Task: Go through the entries below and copy each line containing the word "Free".

[Excerpt from a dataset]
**********
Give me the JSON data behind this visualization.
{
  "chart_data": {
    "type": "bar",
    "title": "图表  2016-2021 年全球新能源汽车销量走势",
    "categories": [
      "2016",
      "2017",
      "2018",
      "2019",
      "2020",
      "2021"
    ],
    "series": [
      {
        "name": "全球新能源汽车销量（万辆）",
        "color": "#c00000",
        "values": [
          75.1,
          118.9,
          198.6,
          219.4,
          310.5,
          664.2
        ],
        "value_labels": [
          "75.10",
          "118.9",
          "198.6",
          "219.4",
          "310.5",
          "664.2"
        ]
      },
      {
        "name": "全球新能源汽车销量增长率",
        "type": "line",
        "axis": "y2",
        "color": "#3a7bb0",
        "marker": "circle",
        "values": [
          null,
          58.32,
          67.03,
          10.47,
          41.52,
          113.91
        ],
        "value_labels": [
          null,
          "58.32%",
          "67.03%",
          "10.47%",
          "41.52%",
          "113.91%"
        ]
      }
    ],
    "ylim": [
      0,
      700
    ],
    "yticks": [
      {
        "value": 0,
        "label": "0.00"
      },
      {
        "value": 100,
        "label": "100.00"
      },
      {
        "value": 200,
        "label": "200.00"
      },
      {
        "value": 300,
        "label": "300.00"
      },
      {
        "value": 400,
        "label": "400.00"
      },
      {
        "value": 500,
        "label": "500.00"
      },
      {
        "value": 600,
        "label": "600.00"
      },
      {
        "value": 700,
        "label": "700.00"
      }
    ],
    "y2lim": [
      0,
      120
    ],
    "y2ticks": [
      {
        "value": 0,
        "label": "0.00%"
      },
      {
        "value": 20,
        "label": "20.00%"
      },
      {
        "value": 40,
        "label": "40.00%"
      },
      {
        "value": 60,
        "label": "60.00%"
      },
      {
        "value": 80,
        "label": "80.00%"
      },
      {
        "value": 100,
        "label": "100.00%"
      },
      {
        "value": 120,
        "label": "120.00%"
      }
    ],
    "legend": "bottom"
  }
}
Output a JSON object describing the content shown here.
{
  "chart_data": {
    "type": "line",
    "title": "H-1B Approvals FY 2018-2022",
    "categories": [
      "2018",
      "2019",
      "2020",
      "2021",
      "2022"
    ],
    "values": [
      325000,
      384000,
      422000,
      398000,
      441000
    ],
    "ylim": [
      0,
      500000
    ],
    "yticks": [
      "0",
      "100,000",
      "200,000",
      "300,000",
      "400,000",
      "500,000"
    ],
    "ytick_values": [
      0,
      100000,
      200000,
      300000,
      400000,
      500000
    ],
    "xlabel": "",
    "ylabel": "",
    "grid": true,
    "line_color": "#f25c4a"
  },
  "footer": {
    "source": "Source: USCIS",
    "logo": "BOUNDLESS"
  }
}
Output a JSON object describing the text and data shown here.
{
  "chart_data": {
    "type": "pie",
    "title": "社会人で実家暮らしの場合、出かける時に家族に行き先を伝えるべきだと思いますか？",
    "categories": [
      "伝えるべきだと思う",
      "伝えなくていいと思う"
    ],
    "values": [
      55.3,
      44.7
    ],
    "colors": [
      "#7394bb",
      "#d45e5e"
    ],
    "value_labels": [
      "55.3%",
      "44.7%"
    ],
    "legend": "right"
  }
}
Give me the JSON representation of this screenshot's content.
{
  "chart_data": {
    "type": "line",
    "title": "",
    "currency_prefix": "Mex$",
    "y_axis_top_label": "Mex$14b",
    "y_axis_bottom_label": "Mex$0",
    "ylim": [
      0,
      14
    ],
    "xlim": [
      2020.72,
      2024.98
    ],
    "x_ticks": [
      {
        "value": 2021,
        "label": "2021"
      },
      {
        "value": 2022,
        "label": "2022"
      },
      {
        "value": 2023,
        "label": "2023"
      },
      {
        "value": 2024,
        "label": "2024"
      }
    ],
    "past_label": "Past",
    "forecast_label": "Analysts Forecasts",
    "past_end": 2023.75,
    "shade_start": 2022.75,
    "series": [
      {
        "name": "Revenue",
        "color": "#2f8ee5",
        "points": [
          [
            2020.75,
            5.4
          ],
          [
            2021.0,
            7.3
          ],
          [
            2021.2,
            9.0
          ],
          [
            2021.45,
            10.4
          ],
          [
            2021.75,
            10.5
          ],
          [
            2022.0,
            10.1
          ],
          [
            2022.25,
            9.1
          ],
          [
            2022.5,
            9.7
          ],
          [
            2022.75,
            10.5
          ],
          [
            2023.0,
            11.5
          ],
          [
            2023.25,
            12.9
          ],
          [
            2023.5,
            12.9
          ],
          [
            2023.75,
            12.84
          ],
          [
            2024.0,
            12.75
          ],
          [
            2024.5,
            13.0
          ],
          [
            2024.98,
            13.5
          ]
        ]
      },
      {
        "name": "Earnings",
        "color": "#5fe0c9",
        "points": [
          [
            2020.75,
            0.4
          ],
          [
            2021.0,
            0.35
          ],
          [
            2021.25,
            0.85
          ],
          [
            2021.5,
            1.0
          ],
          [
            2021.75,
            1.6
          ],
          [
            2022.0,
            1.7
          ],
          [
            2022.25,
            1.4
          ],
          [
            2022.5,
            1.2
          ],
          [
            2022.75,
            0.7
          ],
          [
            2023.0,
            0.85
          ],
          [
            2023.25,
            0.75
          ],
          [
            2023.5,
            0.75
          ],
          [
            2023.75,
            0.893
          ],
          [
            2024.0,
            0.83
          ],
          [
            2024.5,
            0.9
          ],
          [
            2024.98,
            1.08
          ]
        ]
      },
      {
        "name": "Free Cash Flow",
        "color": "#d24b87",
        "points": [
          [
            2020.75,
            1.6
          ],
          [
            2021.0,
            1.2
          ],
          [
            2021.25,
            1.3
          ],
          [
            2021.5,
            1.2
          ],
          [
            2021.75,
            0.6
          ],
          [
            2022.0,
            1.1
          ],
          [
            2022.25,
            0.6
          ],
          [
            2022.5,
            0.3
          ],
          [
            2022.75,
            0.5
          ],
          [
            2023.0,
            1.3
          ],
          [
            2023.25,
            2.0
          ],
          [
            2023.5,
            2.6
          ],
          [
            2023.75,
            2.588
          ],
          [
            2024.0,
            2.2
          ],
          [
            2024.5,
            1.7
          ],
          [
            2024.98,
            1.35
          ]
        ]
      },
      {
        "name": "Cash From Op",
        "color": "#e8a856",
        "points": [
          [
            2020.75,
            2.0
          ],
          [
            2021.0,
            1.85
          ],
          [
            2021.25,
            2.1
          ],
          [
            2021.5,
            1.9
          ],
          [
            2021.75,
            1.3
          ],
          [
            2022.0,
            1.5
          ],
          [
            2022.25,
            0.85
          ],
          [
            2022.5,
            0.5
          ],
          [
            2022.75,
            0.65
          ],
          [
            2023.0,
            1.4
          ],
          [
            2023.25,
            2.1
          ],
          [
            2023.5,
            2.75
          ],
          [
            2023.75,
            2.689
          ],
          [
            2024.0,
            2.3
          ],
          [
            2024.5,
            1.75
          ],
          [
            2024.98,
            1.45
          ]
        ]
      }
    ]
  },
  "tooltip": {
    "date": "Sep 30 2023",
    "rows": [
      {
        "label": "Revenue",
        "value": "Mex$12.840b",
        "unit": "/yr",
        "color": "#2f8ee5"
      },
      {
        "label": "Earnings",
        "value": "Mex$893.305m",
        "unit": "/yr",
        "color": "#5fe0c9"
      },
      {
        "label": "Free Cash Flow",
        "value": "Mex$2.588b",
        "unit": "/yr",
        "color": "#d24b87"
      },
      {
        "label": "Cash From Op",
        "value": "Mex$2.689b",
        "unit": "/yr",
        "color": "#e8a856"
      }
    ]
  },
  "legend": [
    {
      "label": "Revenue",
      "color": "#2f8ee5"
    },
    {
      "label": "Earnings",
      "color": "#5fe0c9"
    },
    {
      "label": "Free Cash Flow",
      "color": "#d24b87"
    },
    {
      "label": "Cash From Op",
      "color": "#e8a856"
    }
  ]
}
**********
Solution to this exercise:
        "name": "Free Cash Flow",
        "label": "Free Cash Flow",
      "label": "Free Cash Flow",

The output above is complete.